## EXERCISE GOAL:
Copy out every line of the records below word for word, leaving out the pictures.

[Records from a collection]

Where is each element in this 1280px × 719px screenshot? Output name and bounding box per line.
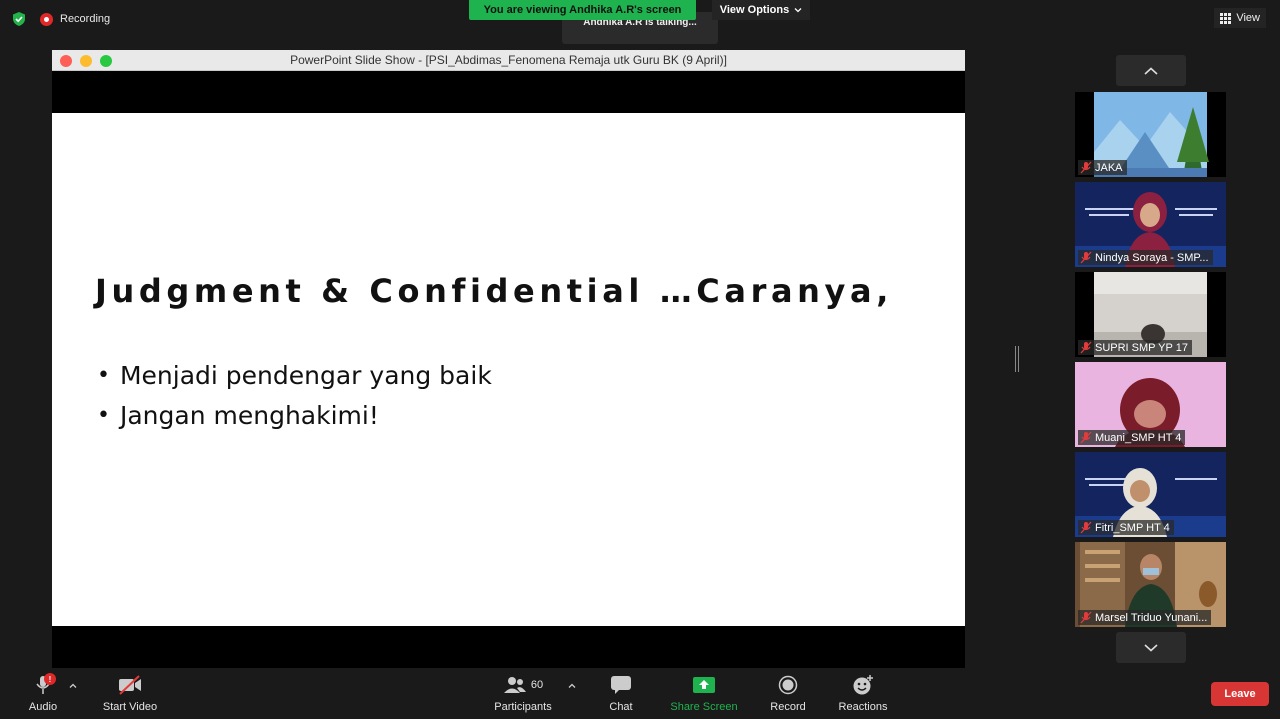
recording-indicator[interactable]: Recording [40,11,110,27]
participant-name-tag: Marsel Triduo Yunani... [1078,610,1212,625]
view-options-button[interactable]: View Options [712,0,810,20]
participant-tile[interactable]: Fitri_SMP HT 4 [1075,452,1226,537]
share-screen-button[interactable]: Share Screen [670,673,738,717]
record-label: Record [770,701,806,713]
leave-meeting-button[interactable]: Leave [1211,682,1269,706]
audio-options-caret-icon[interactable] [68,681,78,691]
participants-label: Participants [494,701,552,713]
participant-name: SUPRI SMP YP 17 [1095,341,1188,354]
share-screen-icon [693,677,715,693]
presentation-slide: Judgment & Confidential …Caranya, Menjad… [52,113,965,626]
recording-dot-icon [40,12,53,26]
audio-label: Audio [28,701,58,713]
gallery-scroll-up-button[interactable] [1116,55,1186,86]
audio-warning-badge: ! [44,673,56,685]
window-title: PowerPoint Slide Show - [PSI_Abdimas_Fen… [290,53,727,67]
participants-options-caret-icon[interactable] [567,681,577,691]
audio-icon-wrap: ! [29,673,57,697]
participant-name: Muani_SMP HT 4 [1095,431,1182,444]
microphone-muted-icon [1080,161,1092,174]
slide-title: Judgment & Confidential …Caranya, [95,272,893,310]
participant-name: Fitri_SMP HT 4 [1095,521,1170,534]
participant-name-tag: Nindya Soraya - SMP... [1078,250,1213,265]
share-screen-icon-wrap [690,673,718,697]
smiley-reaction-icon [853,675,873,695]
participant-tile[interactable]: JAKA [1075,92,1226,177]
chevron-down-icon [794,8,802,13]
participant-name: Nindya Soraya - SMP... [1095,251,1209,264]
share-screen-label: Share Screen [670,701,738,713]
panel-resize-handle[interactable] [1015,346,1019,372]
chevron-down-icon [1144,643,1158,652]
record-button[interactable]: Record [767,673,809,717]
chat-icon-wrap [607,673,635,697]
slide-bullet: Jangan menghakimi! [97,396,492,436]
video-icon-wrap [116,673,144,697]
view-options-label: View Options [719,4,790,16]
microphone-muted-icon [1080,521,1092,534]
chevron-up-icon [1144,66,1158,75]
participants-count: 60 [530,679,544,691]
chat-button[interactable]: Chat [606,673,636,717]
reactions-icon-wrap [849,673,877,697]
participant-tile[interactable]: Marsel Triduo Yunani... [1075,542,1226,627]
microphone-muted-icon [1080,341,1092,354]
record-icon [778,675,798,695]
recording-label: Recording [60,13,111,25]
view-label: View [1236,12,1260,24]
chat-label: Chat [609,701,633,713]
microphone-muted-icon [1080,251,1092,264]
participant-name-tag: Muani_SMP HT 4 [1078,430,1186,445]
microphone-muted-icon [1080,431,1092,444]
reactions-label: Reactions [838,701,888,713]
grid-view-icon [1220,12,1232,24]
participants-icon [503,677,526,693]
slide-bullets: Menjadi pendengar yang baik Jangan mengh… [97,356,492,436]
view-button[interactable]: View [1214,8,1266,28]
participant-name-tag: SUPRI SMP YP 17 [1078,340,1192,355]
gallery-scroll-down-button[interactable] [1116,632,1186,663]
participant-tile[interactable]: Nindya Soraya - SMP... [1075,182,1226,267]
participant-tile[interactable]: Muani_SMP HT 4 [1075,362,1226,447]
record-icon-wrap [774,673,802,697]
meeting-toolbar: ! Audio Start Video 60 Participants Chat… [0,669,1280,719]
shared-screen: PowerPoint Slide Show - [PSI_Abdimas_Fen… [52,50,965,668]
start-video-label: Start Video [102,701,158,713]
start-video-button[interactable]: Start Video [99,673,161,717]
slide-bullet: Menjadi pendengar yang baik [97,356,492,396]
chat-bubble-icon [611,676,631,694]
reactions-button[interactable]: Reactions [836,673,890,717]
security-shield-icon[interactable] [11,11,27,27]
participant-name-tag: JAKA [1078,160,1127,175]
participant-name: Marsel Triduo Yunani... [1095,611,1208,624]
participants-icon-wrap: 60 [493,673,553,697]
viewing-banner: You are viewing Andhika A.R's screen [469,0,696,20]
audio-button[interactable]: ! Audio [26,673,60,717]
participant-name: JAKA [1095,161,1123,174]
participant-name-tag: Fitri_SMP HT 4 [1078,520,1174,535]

## WRITTEN ANSWER:
Where is each element in this 1280px × 719px screenshot? Output name and bounding box per line.
recording-indicator[interactable]: Recording [40,11,110,27]
participant-name-tag: Marsel Triduo Yunani... [1078,610,1212,625]
view-options-button[interactable]: View Options [712,0,810,20]
participant-tile[interactable]: Fitri_SMP HT 4 [1075,452,1226,537]
share-screen-button[interactable]: Share Screen [670,673,738,717]
record-label: Record [770,701,806,713]
leave-meeting-button[interactable]: Leave [1211,682,1269,706]
audio-options-caret-icon[interactable] [68,681,78,691]
participants-label: Participants [494,701,552,713]
participant-name: SUPRI SMP YP 17 [1095,341,1188,354]
share-screen-icon [693,677,715,693]
presentation-slide: Judgment & Confidential …Caranya, Menjad… [52,113,965,626]
recording-dot-icon [40,12,53,26]
audio-label: Audio [28,701,58,713]
gallery-scroll-up-button[interactable] [1116,55,1186,86]
audio-warning-badge: ! [44,673,56,685]
window-title: PowerPoint Slide Show - [PSI_Abdimas_Fen… [290,53,727,67]
participants-options-caret-icon[interactable] [567,681,577,691]
audio-icon-wrap: ! [29,673,57,697]
participant-name: Muani_SMP HT 4 [1095,431,1182,444]
microphone-muted-icon [1080,161,1092,174]
slide-title: Judgment & Confidential …Caranya, [95,272,893,310]
participant-name: Fitri_SMP HT 4 [1095,521,1170,534]
participant-name-tag: Nindya Soraya - SMP... [1078,250,1213,265]
share-screen-icon-wrap [690,673,718,697]
smiley-reaction-icon [853,675,873,695]
participant-tile[interactable]: JAKA [1075,92,1226,177]
chevron-down-icon [794,8,802,13]
participant-name: Nindya Soraya - SMP... [1095,251,1209,264]
share-screen-label: Share Screen [670,701,738,713]
panel-resize-handle[interactable] [1015,346,1019,372]
chevron-down-icon [1144,643,1158,652]
record-button[interactable]: Record [767,673,809,717]
chat-icon-wrap [607,673,635,697]
slide-bullet: Jangan menghakimi! [97,396,492,436]
video-icon-wrap [116,673,144,697]
view-options-label: View Options [719,4,790,16]
microphone-muted-icon [1080,521,1092,534]
chevron-up-icon [1144,66,1158,75]
participants-count: 60 [530,679,544,691]
chat-button[interactable]: Chat [606,673,636,717]
reactions-icon-wrap [849,673,877,697]
participant-tile[interactable]: Marsel Triduo Yunani... [1075,542,1226,627]
microphone-muted-icon [1080,341,1092,354]
record-icon [778,675,798,695]
recording-label: Recording [60,13,111,25]
view-label: View [1236,12,1260,24]
chat-label: Chat [609,701,633,713]
microphone-muted-icon [1080,251,1092,264]
participant-name-tag: Muani_SMP HT 4 [1078,430,1186,445]
microphone-muted-icon [1080,431,1092,444]
reactions-label: Reactions [838,701,888,713]
grid-view-icon [1220,12,1232,24]
participants-icon [503,677,526,693]
slide-bullets: Menjadi pendengar yang baik Jangan mengh… [97,356,492,436]
view-button[interactable]: View [1214,8,1266,28]
participant-name-tag: SUPRI SMP YP 17 [1078,340,1192,355]
gallery-scroll-down-button[interactable] [1116,632,1186,663]
participant-tile[interactable]: Nindya Soraya - SMP... [1075,182,1226,267]
participant-tile[interactable]: Muani_SMP HT 4 [1075,362,1226,447]
record-icon-wrap [774,673,802,697]
meeting-toolbar: ! Audio Start Video 60 Participants Chat… [0,669,1280,719]
shared-screen: PowerPoint Slide Show - [PSI_Abdimas_Fen… [52,50,965,668]
start-video-label: Start Video [102,701,158,713]
start-video-button[interactable]: Start Video [99,673,161,717]
slide-bullet: Menjadi pendengar yang baik [97,356,492,396]
chat-bubble-icon [611,676,631,694]
reactions-button[interactable]: Reactions [836,673,890,717]
security-shield-icon[interactable] [11,11,27,27]
participant-name-tag: JAKA [1078,160,1127,175]
participant-name: Marsel Triduo Yunani... [1095,611,1208,624]
participants-icon-wrap: 60 [493,673,553,697]
viewing-banner: You are viewing Andhika A.R's screen [469,0,696,20]
audio-button[interactable]: ! Audio [26,673,60,717]
participant-name: JAKA [1095,161,1123,174]
participant-name-tag: Fitri_SMP HT 4 [1078,520,1174,535]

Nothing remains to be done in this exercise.